* [Records shown]
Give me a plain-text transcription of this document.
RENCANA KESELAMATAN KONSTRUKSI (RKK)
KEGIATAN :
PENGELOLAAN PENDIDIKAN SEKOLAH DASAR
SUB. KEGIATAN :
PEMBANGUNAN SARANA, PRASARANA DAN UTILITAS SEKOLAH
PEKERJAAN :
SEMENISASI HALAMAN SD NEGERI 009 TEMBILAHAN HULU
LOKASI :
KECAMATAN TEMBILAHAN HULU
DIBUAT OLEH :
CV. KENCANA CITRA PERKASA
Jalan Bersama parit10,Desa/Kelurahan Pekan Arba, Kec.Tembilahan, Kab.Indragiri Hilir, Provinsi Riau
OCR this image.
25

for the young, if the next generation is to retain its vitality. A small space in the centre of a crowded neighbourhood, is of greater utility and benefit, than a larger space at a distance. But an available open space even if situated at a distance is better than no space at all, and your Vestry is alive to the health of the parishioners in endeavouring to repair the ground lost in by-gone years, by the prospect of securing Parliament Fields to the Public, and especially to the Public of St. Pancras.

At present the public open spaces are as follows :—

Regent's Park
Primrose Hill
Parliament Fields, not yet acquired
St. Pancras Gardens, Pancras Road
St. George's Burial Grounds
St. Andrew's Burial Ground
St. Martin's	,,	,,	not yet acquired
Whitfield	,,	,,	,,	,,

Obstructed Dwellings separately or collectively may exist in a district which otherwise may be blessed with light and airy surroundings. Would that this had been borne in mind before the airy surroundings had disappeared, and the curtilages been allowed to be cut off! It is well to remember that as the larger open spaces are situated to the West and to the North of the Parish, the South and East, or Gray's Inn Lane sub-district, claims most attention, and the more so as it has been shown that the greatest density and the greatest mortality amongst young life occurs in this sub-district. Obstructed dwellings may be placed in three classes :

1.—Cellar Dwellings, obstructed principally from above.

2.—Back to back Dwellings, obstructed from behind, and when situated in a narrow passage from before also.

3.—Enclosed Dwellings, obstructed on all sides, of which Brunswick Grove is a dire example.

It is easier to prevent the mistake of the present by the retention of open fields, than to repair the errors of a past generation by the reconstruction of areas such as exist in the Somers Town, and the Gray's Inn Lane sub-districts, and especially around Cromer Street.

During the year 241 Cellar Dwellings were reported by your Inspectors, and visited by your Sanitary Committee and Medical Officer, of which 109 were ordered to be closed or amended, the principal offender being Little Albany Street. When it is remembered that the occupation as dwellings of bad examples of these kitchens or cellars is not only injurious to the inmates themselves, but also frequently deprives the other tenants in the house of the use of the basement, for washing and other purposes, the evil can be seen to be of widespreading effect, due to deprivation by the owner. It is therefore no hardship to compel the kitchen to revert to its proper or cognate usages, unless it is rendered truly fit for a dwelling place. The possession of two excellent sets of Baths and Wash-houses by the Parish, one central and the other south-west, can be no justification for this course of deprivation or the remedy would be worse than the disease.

* [The request]
Your task is to output all of the data above word for word.

* [Solution to this problem]
Give me a plain-text transcription of this document.
RENCANA KESELAMATAN KONSTRUKSI (RKK)
KEGIATAN :
PENGELOLAAN PENDIDIKAN SEKOLAH DASAR
SUB. KEGIATAN :
PEMBANGUNAN SARANA, PRASARANA DAN UTILITAS SEKOLAH
PEKERJAAN :
SEMENISASI HALAMAN SD NEGERI 009 TEMBILAHAN HULU
LOKASI :
KECAMATAN TEMBILAHAN HULU
DIBUAT OLEH :
CV. KENCANA CITRA PERKASA
Jalan Bersama parit10,Desa/Kelurahan Pekan Arba, Kec.Tembilahan, Kab.Indragiri Hilir, Provinsi Riau
OCR this image.
25

for the young, if the next generation is to retain its vitality. A small space in the centre of a crowded neighbourhood, is of greater utility and benefit, than a larger space at a distance. But an available open space even if situated at a distance is better than no space at all, and your Vestry is alive to the health of the parishioners in endeavouring to repair the ground lost in by-gone years, by the prospect of securing Parliament Fields to the Public, and especially to the Public of St. Pancras.

At present the public open spaces are as follows :—

Regent's Park
Primrose Hill
Parliament Fields, not yet acquired
St. Pancras Gardens, Pancras Road
St. George's Burial Grounds
St. Andrew's Burial Ground
St. Martin's	,,	,,	not yet acquired
Whitfield	,,	,,	,,	,,

Obstructed Dwellings separately or collectively may exist in a district which otherwise may be blessed with light and airy surroundings. Would that this had been borne in mind before the airy surroundings had disappeared, and the curtilages been allowed to be cut off! It is well to remember that as the larger open spaces are situated to the West and to the North of the Parish, the South and East, or Gray's Inn Lane sub-district, claims most attention, and the more so as it has been shown that the greatest density and the greatest mortality amongst young life occurs in this sub-district. Obstructed dwellings may be placed in three classes :

1.—Cellar Dwellings, obstructed principally from above.

2.—Back to back Dwellings, obstructed from behind, and when situated in a narrow passage from before also.

3.—Enclosed Dwellings, obstructed on all sides, of which Brunswick Grove is a dire example.

It is easier to prevent the mistake of the present by the retention of open fields, than to repair the errors of a past generation by the reconstruction of areas such as exist in the Somers Town, and the Gray's Inn Lane sub-districts, and especially around Cromer Street.

During the year 241 Cellar Dwellings were reported by your Inspectors, and visited by your Sanitary Committee and Medical Officer, of which 109 were ordered to be closed or amended, the principal offender being Little Albany Street. When it is remembered that the occupation as dwellings of bad examples of these kitchens or cellars is not only injurious to the inmates themselves, but also frequently deprives the other tenants in the house of the use of the basement, for washing and other purposes, the evil can be seen to be of widespreading effect, due to deprivation by the owner. It is therefore no hardship to compel the kitchen to revert to its proper or cognate usages, unless it is rendered truly fit for a dwelling place. The possession of two excellent sets of Baths and Wash-houses by the Parish, one central and the other south-west, can be no justification for this course of deprivation or the remedy would be worse than the disease.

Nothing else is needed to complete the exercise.